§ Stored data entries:
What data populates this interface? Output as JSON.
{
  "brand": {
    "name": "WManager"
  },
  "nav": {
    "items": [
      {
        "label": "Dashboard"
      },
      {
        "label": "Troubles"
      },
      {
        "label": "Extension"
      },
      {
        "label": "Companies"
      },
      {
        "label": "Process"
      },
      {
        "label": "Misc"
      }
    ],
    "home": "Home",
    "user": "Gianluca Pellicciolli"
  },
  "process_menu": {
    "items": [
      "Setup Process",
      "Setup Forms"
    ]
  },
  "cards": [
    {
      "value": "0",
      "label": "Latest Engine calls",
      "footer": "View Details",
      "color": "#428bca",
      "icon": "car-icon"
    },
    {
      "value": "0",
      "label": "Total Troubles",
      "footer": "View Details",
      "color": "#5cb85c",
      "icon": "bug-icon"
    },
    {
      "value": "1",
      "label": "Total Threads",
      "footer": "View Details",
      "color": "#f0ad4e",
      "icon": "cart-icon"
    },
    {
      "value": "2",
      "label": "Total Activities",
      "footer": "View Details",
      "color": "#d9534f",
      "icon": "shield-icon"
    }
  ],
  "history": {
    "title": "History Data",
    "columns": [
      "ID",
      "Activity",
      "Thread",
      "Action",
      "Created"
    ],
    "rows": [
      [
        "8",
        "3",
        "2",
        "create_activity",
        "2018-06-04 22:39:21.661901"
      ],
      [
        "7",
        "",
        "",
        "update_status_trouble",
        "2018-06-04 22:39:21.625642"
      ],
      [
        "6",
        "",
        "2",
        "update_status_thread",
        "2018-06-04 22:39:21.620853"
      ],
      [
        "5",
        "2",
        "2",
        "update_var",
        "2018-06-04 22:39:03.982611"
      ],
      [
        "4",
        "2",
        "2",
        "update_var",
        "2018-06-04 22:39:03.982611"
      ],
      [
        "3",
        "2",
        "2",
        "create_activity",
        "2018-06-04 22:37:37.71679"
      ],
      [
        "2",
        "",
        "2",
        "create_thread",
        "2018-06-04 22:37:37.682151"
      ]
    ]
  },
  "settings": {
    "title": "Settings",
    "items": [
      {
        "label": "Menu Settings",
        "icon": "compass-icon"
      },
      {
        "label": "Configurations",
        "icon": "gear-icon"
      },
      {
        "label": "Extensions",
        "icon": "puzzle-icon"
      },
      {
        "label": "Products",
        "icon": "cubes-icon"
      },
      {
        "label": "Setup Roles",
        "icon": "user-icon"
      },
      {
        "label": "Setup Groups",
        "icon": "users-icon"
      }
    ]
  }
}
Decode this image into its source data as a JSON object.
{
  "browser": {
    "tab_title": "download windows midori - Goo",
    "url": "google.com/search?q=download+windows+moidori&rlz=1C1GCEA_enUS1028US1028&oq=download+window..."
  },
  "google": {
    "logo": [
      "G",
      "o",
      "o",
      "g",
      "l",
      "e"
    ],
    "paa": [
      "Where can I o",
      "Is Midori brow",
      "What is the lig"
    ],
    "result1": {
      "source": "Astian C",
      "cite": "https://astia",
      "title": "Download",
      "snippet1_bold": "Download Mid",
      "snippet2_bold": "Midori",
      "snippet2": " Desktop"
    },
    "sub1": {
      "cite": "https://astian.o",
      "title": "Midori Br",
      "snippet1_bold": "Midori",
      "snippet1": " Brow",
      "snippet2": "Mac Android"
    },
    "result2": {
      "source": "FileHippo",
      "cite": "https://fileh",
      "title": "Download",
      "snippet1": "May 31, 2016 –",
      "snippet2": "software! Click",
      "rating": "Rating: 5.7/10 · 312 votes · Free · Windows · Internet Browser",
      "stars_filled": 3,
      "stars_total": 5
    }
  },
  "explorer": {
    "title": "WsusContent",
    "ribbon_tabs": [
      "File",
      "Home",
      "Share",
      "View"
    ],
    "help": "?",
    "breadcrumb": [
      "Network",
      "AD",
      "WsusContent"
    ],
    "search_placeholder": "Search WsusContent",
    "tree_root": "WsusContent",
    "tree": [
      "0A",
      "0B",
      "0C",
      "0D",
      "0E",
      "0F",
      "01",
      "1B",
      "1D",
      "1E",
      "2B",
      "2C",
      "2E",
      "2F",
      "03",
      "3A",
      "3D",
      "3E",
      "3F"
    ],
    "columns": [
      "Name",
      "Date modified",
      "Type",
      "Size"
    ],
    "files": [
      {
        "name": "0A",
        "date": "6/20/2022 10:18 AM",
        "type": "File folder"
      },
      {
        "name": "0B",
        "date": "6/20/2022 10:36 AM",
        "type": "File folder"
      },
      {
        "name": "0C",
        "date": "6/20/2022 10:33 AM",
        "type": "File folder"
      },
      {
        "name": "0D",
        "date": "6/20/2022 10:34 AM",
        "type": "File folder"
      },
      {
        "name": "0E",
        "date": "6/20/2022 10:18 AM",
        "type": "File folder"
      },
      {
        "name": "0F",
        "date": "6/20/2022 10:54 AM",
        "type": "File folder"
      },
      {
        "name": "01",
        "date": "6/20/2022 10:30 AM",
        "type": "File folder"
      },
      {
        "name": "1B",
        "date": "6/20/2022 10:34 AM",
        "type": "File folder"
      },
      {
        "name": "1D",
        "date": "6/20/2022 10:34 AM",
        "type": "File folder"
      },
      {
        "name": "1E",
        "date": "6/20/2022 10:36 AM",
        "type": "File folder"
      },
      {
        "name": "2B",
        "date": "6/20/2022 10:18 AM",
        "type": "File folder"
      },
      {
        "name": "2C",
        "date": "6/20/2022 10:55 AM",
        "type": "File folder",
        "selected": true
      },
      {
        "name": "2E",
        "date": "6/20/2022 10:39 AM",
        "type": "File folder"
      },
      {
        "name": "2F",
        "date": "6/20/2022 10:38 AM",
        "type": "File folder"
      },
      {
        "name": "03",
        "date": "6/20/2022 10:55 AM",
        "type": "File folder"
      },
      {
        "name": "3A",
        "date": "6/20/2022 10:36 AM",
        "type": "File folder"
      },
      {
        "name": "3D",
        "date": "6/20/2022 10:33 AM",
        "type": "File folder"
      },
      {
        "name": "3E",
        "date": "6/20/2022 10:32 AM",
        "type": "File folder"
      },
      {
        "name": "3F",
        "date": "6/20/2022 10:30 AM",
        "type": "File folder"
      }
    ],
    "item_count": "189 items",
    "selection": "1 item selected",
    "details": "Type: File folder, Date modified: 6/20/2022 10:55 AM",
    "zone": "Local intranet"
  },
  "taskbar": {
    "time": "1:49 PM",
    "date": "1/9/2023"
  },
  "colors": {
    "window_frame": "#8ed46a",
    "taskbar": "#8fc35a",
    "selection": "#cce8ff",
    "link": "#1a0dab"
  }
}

§ Work to complete:
Copy out all lines where the word "WsusContent" appears.

§ Complete answer:
    "title": "WsusContent",
      "WsusContent"
    "search_placeholder": "Search WsusContent",
    "tree_root": "WsusContent",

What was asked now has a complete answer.